§ **Exercise objective**: Repeat all the records exactly, omitting pictures.
┄┄┄┄┄┄
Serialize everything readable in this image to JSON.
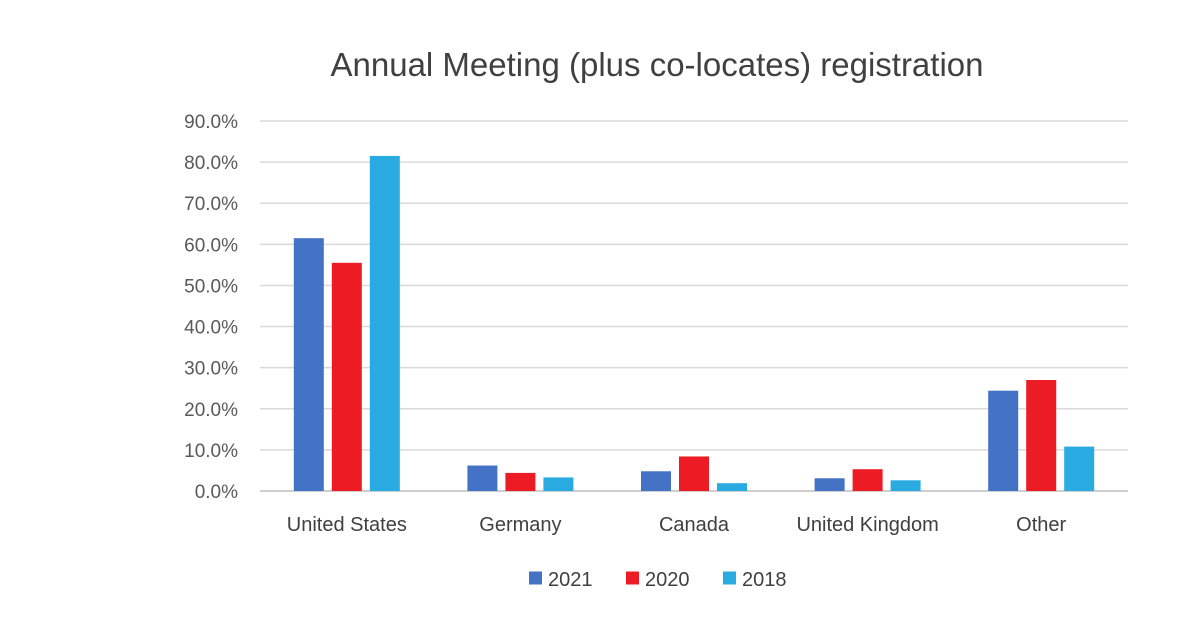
{
  "chart_data": {
    "type": "bar",
    "title": "Annual Meeting (plus co-locates) registration",
    "xlabel": "",
    "ylabel": "",
    "categories": [
      "United States",
      "Germany",
      "Canada",
      "United Kingdom",
      "Other"
    ],
    "series": [
      {
        "name": "2021",
        "color": "#4472C4",
        "values": [
          61.5,
          6.2,
          4.8,
          3.1,
          24.4
        ]
      },
      {
        "name": "2020",
        "color": "#ED1C24",
        "values": [
          55.5,
          4.4,
          8.4,
          5.3,
          27.0
        ]
      },
      {
        "name": "2018",
        "color": "#29ABE2",
        "values": [
          81.5,
          3.3,
          1.9,
          2.6,
          10.8
        ]
      }
    ],
    "ylim": [
      0,
      90
    ],
    "yticks": [
      "0.0%",
      "10.0%",
      "20.0%",
      "30.0%",
      "40.0%",
      "50.0%",
      "60.0%",
      "70.0%",
      "80.0%",
      "90.0%"
    ],
    "grid": true,
    "legend_position": "bottom"
  }
}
┄┄┄┄┄┄
§ **Worked answer**:
Serialize everything readable in this image to JSON.
{
  "chart_data": {
    "type": "bar",
    "title": "Annual Meeting (plus co-locates) registration",
    "xlabel": "",
    "ylabel": "",
    "categories": [
      "United States",
      "Germany",
      "Canada",
      "United Kingdom",
      "Other"
    ],
    "series": [
      {
        "name": "2021",
        "color": "#4472C4",
        "values": [
          61.5,
          6.2,
          4.8,
          3.1,
          24.4
        ]
      },
      {
        "name": "2020",
        "color": "#ED1C24",
        "values": [
          55.5,
          4.4,
          8.4,
          5.3,
          27.0
        ]
      },
      {
        "name": "2018",
        "color": "#29ABE2",
        "values": [
          81.5,
          3.3,
          1.9,
          2.6,
          10.8
        ]
      }
    ],
    "ylim": [
      0,
      90
    ],
    "yticks": [
      "0.0%",
      "10.0%",
      "20.0%",
      "30.0%",
      "40.0%",
      "50.0%",
      "60.0%",
      "70.0%",
      "80.0%",
      "90.0%"
    ],
    "grid": true,
    "legend_position": "bottom"
  }
}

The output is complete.